-- Start of Exercise material --
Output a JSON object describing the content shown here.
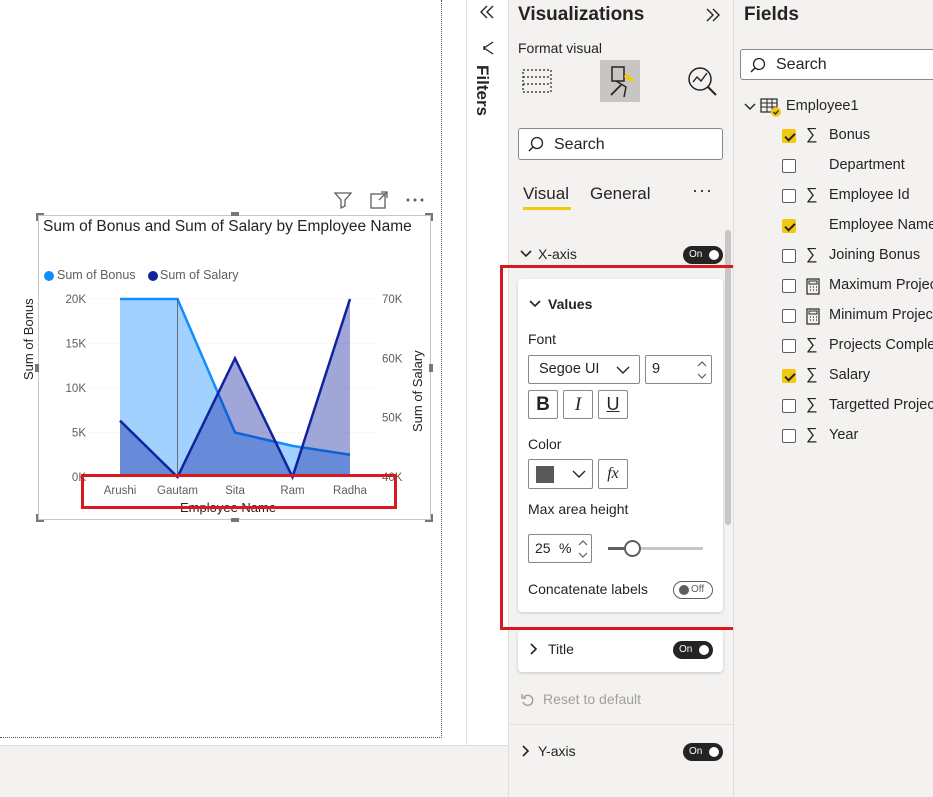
{
  "colors": {
    "bonus_series": "#118DFF",
    "salary_series": "#12239E",
    "highlight": "#D71A21",
    "checkbox_on": "#F2C811"
  },
  "filters_pane": {
    "label": "Filters"
  },
  "visualizations": {
    "title": "Visualizations",
    "subtitle": "Format visual",
    "search_placeholder": "Search",
    "tabs": [
      {
        "label": "Visual",
        "selected": true
      },
      {
        "label": "General",
        "selected": false
      }
    ],
    "more_label": "···",
    "x_axis": {
      "label": "X-axis",
      "toggle": "On"
    },
    "values": {
      "label": "Values",
      "font_label": "Font",
      "font_family": "Segoe UI",
      "font_size": "9",
      "bold": "B",
      "italic": "I",
      "underline": "U",
      "color_label": "Color",
      "color_value": "#595959",
      "fx_label": "fx",
      "max_area_label": "Max area height",
      "max_area_value": "25",
      "max_area_unit": "%",
      "max_area_slider_percent": 25,
      "concat_label": "Concatenate labels",
      "concat_toggle": "Off"
    },
    "title_section": {
      "label": "Title",
      "toggle": "On"
    },
    "reset_label": "Reset to default",
    "y_axis": {
      "label": "Y-axis",
      "toggle": "On"
    }
  },
  "fields": {
    "title": "Fields",
    "search_placeholder": "Search",
    "table_name": "Employee1",
    "items": [
      {
        "name": "Bonus",
        "checked": true,
        "sigma": true
      },
      {
        "name": "Department",
        "checked": false,
        "sigma": false
      },
      {
        "name": "Employee Id",
        "checked": false,
        "sigma": true
      },
      {
        "name": "Employee Name",
        "checked": true,
        "sigma": false
      },
      {
        "name": "Joining Bonus",
        "checked": false,
        "sigma": true
      },
      {
        "name": "Maximum Projects",
        "checked": false,
        "calc": true
      },
      {
        "name": "Minimum Projects",
        "checked": false,
        "calc": true
      },
      {
        "name": "Projects Completed",
        "checked": false,
        "sigma": true
      },
      {
        "name": "Salary",
        "checked": true,
        "sigma": true
      },
      {
        "name": "Targetted Projects",
        "checked": false,
        "sigma": true
      },
      {
        "name": "Year",
        "checked": false,
        "sigma": true
      }
    ]
  },
  "chart_data": {
    "type": "area",
    "title": "Sum of Bonus and Sum of Salary by Employee Name",
    "categories": [
      "Arushi",
      "Gautam",
      "Sita",
      "Ram",
      "Radha"
    ],
    "xlabel": "Employee Name",
    "ylabel": "Sum of Bonus",
    "y2label": "Sum of Salary",
    "ylim": [
      0,
      20000
    ],
    "y2lim": [
      40000,
      70000
    ],
    "yticks": [
      "0K",
      "5K",
      "10K",
      "15K",
      "20K"
    ],
    "y2ticks": [
      "40K",
      "50K",
      "60K",
      "70K"
    ],
    "legend_position": "top-left",
    "series": [
      {
        "name": "Sum of Bonus",
        "axis": "left",
        "values": [
          20000,
          20000,
          5000,
          3500,
          2500
        ]
      },
      {
        "name": "Sum of Salary",
        "axis": "right",
        "values": [
          49500,
          40000,
          60000,
          40000,
          70000
        ]
      }
    ]
  }
}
-- End of Exercise material --
### Given instruction
Repeat the data exactly in full, omitting its pictures.

### Finished answer
Output a JSON object describing the content shown here.
{
  "colors": {
    "bonus_series": "#118DFF",
    "salary_series": "#12239E",
    "highlight": "#D71A21",
    "checkbox_on": "#F2C811"
  },
  "filters_pane": {
    "label": "Filters"
  },
  "visualizations": {
    "title": "Visualizations",
    "subtitle": "Format visual",
    "search_placeholder": "Search",
    "tabs": [
      {
        "label": "Visual",
        "selected": true
      },
      {
        "label": "General",
        "selected": false
      }
    ],
    "more_label": "···",
    "x_axis": {
      "label": "X-axis",
      "toggle": "On"
    },
    "values": {
      "label": "Values",
      "font_label": "Font",
      "font_family": "Segoe UI",
      "font_size": "9",
      "bold": "B",
      "italic": "I",
      "underline": "U",
      "color_label": "Color",
      "color_value": "#595959",
      "fx_label": "fx",
      "max_area_label": "Max area height",
      "max_area_value": "25",
      "max_area_unit": "%",
      "max_area_slider_percent": 25,
      "concat_label": "Concatenate labels",
      "concat_toggle": "Off"
    },
    "title_section": {
      "label": "Title",
      "toggle": "On"
    },
    "reset_label": "Reset to default",
    "y_axis": {
      "label": "Y-axis",
      "toggle": "On"
    }
  },
  "fields": {
    "title": "Fields",
    "search_placeholder": "Search",
    "table_name": "Employee1",
    "items": [
      {
        "name": "Bonus",
        "checked": true,
        "sigma": true
      },
      {
        "name": "Department",
        "checked": false,
        "sigma": false
      },
      {
        "name": "Employee Id",
        "checked": false,
        "sigma": true
      },
      {
        "name": "Employee Name",
        "checked": true,
        "sigma": false
      },
      {
        "name": "Joining Bonus",
        "checked": false,
        "sigma": true
      },
      {
        "name": "Maximum Projects",
        "checked": false,
        "calc": true
      },
      {
        "name": "Minimum Projects",
        "checked": false,
        "calc": true
      },
      {
        "name": "Projects Completed",
        "checked": false,
        "sigma": true
      },
      {
        "name": "Salary",
        "checked": true,
        "sigma": true
      },
      {
        "name": "Targetted Projects",
        "checked": false,
        "sigma": true
      },
      {
        "name": "Year",
        "checked": false,
        "sigma": true
      }
    ]
  },
  "chart_data": {
    "type": "area",
    "title": "Sum of Bonus and Sum of Salary by Employee Name",
    "categories": [
      "Arushi",
      "Gautam",
      "Sita",
      "Ram",
      "Radha"
    ],
    "xlabel": "Employee Name",
    "ylabel": "Sum of Bonus",
    "y2label": "Sum of Salary",
    "ylim": [
      0,
      20000
    ],
    "y2lim": [
      40000,
      70000
    ],
    "yticks": [
      "0K",
      "5K",
      "10K",
      "15K",
      "20K"
    ],
    "y2ticks": [
      "40K",
      "50K",
      "60K",
      "70K"
    ],
    "legend_position": "top-left",
    "series": [
      {
        "name": "Sum of Bonus",
        "axis": "left",
        "values": [
          20000,
          20000,
          5000,
          3500,
          2500
        ]
      },
      {
        "name": "Sum of Salary",
        "axis": "right",
        "values": [
          49500,
          40000,
          60000,
          40000,
          70000
        ]
      }
    ]
  }
}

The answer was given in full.